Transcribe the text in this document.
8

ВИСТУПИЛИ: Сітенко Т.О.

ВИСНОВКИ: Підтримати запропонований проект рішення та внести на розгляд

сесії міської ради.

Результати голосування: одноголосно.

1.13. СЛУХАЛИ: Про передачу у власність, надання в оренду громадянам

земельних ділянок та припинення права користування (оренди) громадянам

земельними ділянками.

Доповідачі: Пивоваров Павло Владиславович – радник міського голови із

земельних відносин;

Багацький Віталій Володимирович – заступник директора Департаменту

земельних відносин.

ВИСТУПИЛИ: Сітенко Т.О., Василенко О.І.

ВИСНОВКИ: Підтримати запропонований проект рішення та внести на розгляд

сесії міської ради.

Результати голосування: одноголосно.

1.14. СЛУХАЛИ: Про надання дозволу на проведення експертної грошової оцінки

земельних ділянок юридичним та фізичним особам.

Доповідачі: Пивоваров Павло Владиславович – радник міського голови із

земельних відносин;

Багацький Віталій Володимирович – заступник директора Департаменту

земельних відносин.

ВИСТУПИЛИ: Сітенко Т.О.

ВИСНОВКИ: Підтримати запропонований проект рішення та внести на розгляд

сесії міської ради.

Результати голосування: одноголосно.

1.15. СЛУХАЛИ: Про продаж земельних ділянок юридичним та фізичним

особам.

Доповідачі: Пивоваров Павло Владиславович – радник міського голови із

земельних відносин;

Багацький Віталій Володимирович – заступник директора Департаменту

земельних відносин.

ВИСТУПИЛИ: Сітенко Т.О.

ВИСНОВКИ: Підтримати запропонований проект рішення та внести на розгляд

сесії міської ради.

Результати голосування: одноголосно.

**Task brief**
In the records above, find each line with the word "юридичним" and copy it.

**Task result**
земельних ділянок юридичним та фізичним особам.
1.15. СЛУХАЛИ: Про продаж земельних ділянок юридичним та фізичним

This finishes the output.